Short problem: Search the records for the word "text" and pick out every line that has it.

•••

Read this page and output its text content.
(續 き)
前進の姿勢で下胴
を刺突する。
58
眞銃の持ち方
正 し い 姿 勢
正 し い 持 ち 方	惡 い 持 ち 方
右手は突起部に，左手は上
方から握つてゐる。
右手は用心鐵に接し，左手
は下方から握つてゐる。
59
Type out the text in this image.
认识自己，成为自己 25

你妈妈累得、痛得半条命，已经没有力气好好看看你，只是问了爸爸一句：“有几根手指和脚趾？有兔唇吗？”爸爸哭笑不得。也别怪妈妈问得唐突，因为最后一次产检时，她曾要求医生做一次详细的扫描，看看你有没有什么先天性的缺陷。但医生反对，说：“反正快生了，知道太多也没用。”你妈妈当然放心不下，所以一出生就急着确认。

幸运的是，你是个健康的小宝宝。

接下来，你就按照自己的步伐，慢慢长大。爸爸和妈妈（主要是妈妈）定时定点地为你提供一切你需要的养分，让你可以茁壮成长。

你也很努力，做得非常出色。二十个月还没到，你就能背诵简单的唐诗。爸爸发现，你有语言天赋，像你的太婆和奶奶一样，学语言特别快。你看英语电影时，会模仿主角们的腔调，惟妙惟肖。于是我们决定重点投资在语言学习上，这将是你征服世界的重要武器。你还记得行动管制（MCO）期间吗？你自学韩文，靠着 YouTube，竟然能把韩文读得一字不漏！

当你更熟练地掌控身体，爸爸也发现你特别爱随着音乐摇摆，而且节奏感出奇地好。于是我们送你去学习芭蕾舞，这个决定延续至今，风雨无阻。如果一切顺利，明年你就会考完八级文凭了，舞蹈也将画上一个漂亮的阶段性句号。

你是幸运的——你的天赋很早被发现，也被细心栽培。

•••

Reply:
Read this page and output its text content.
Type out the text in this image.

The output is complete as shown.